## Task description
Report every line below that holds the word "Kurtuluş".

## Data items
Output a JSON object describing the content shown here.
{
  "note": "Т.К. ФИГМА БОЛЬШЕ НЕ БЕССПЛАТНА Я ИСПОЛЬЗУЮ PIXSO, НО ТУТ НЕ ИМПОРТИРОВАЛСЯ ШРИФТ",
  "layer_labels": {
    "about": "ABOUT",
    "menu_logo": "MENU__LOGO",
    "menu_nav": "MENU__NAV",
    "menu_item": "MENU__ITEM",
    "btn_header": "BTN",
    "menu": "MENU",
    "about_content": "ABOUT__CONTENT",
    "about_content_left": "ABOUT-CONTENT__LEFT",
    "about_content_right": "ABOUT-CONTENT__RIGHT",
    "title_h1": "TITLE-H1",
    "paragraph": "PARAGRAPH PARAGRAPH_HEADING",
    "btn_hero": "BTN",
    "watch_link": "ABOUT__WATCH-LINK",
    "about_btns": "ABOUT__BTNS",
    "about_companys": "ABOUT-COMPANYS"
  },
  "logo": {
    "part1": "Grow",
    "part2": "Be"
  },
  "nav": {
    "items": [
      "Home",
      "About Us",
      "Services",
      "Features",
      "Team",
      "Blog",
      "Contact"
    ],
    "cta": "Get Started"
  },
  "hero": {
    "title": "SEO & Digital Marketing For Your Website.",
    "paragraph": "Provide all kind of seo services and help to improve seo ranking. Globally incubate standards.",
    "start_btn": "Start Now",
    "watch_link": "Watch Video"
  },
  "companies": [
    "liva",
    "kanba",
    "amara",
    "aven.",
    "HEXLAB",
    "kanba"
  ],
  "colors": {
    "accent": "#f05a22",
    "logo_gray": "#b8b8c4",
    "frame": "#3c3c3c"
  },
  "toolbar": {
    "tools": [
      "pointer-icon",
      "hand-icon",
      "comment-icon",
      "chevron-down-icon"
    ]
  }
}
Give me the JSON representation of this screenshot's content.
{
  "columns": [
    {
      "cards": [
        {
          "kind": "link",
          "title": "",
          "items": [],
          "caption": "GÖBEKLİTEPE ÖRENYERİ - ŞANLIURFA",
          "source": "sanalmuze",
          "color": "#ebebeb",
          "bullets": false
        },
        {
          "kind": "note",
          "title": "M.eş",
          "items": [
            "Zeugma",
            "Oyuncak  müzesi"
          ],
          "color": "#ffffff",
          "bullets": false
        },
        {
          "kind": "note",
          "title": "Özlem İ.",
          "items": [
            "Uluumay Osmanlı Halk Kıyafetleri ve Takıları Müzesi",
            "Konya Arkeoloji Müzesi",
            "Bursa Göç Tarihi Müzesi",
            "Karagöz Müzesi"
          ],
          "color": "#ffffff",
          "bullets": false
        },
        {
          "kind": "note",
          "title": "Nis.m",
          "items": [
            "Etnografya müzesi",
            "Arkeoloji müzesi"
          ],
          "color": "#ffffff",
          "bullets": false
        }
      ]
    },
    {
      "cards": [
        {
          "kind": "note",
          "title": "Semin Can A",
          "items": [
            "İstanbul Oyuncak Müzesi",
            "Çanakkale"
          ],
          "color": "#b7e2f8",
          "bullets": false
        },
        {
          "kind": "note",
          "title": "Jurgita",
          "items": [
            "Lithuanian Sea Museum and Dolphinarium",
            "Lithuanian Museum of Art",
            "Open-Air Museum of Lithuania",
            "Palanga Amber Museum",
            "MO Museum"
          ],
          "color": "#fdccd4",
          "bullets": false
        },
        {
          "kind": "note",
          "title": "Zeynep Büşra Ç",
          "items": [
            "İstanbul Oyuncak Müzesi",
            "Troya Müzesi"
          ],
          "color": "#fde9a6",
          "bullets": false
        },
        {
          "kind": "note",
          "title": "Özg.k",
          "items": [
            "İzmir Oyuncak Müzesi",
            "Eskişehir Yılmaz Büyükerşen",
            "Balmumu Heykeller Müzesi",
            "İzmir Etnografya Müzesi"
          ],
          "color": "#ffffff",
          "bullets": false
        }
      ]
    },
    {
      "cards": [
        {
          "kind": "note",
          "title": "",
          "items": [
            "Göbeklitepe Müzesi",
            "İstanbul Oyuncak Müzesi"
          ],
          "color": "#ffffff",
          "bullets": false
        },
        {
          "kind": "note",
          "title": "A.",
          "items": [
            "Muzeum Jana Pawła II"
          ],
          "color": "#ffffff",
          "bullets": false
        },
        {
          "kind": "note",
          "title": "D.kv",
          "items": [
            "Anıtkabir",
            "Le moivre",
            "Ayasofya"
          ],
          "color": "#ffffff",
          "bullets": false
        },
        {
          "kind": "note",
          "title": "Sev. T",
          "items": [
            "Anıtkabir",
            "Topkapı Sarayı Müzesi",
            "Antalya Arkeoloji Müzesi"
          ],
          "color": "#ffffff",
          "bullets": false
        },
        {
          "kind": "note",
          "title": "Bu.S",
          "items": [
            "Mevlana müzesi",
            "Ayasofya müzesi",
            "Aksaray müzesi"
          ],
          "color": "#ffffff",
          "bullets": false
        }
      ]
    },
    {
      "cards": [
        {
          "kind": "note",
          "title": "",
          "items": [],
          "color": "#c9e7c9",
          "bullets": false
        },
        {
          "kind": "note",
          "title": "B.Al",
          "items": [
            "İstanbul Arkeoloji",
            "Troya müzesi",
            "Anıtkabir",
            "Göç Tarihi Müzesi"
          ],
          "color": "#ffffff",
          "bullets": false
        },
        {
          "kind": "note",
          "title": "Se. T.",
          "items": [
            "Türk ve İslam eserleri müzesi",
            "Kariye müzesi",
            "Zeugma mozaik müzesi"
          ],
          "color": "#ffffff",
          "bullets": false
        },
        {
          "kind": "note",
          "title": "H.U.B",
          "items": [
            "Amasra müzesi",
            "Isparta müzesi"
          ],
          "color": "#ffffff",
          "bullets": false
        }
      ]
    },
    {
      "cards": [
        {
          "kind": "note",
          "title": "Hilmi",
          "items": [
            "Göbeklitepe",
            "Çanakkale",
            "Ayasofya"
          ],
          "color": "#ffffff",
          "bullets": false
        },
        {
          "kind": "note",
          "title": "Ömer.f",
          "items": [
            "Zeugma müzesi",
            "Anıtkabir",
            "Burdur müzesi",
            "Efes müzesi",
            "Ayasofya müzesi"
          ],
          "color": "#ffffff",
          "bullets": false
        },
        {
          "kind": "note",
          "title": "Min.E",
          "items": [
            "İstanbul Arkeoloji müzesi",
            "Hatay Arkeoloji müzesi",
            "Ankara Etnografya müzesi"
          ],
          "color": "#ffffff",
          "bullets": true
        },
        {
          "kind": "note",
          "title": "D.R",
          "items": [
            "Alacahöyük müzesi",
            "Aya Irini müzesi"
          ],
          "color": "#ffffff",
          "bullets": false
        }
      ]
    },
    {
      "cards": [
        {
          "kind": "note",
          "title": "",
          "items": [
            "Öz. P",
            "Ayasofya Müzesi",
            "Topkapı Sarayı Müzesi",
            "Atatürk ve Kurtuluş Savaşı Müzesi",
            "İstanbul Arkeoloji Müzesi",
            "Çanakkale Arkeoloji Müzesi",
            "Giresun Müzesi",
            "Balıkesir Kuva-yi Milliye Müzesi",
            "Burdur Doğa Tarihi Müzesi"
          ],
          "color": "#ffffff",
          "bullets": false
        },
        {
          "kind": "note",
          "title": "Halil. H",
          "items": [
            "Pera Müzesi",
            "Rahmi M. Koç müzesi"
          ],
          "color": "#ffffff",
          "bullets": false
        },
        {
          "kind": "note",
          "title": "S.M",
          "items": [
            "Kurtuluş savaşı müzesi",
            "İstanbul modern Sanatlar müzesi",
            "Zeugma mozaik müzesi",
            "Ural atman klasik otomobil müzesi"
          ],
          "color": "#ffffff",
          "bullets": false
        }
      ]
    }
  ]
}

## Output for this exercise
            "Atatürk ve Kurtuluş Savaşı Müzesi",
            "Kurtuluş savaşı müzesi",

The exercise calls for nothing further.